(REQUEST) Pull out from the material below all lines with "avoir".

──────── EXERCISE MATERIALS

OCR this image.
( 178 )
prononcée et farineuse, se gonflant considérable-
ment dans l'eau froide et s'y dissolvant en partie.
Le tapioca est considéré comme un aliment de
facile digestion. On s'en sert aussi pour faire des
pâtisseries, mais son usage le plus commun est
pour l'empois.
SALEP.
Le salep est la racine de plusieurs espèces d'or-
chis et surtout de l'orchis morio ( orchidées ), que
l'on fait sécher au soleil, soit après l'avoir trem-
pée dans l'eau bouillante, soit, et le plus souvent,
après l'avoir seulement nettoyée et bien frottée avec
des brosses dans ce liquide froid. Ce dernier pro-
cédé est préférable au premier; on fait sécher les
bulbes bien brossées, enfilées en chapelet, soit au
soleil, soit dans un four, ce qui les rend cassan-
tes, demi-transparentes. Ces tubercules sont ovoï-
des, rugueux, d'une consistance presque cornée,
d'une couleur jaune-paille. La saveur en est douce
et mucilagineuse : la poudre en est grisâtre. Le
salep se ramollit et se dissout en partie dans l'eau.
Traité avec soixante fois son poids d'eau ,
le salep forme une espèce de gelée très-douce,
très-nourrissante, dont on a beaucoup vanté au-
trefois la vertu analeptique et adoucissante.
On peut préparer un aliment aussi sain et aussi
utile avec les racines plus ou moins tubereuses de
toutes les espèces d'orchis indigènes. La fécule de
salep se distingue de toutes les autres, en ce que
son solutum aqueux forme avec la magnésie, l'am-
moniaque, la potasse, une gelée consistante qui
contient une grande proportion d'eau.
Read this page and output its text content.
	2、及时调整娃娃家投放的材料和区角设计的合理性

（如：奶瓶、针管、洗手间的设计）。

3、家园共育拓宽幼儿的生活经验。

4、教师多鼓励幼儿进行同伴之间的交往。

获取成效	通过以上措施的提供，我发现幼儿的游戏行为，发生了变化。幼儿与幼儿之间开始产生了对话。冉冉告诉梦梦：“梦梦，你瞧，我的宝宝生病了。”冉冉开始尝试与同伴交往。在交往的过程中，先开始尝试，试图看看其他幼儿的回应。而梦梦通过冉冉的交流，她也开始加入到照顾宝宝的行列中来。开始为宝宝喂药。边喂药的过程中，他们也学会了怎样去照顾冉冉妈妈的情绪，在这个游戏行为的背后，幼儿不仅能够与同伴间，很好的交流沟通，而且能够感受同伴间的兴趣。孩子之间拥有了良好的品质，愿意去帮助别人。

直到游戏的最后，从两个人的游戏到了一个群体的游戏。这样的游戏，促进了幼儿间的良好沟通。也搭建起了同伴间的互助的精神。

────────────────

(THE COMPLETED TASK)
l'on fait sécher au soleil, soit après l'avoir trem-
après l'avoir seulement nettoyée et bien frottée avec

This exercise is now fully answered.